--- start of EXERCISE INPUTS ---
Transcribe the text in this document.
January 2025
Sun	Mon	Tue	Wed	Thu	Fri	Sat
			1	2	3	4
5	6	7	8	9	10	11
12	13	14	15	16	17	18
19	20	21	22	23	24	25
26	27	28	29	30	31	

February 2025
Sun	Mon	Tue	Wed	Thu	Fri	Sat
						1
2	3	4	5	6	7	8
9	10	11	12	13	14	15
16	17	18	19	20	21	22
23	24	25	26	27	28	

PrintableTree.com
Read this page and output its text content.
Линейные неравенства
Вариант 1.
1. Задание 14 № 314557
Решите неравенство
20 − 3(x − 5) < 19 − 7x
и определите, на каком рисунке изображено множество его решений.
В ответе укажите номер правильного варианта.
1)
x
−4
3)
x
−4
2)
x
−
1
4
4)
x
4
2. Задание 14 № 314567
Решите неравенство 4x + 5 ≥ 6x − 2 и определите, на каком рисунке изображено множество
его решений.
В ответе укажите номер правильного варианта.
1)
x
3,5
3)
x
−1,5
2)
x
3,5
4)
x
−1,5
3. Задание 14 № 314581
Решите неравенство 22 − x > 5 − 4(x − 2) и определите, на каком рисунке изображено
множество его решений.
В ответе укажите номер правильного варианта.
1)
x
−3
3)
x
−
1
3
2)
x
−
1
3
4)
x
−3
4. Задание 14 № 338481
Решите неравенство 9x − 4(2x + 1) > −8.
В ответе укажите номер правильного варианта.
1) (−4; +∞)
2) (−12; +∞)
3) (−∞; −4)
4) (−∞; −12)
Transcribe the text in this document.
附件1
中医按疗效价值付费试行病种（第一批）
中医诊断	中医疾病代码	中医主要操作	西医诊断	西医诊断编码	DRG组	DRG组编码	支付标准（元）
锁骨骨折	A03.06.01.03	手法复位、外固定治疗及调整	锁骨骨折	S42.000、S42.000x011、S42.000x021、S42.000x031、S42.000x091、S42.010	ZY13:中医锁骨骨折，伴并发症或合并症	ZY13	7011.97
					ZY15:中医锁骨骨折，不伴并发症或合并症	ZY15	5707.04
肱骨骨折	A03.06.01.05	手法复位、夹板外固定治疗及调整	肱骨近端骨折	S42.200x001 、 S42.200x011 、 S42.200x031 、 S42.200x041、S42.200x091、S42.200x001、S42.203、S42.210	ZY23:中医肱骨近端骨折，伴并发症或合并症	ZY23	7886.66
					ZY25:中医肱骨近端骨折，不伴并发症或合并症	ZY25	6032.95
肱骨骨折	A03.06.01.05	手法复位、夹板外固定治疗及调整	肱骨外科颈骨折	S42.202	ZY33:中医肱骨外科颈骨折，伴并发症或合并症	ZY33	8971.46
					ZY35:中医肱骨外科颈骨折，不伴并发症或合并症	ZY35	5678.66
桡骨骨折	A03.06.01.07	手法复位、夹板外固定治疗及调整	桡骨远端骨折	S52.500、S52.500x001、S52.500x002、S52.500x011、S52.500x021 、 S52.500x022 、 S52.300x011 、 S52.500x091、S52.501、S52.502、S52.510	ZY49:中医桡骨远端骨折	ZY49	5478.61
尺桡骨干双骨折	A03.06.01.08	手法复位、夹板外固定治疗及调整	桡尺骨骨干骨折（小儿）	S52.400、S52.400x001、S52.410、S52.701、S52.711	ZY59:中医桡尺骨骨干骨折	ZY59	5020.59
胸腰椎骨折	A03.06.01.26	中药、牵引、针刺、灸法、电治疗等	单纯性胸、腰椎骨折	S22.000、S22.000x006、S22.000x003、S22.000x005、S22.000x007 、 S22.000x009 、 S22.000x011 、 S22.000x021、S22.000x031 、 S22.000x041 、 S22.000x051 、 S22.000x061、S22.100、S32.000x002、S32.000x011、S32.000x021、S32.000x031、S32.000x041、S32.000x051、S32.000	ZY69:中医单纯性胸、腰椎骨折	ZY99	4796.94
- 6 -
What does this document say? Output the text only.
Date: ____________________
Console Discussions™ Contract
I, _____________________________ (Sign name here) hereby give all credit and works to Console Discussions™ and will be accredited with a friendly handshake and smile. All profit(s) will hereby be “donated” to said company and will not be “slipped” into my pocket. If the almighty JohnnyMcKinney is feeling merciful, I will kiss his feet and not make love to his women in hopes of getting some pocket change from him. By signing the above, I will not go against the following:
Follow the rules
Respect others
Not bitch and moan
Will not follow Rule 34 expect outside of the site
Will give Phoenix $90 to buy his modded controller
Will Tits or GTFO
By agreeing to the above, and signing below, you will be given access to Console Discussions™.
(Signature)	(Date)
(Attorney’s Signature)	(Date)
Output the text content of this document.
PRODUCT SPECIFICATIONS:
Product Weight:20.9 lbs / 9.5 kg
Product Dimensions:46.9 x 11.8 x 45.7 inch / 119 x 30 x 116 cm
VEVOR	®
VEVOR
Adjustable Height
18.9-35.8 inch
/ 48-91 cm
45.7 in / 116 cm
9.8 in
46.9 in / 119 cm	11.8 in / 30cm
--- end of EXERCISE INPUTS ---
Where a line above holds the string "изображено", show that line.

и определите, на каком рисунке изображено множество его решений.
Решите неравенство 4x + 5 ≥ 6x − 2 и определите, на каком рисунке изображено множество
Решите неравенство 22 − x > 5 − 4(x − 2) и определите, на каком рисунке изображено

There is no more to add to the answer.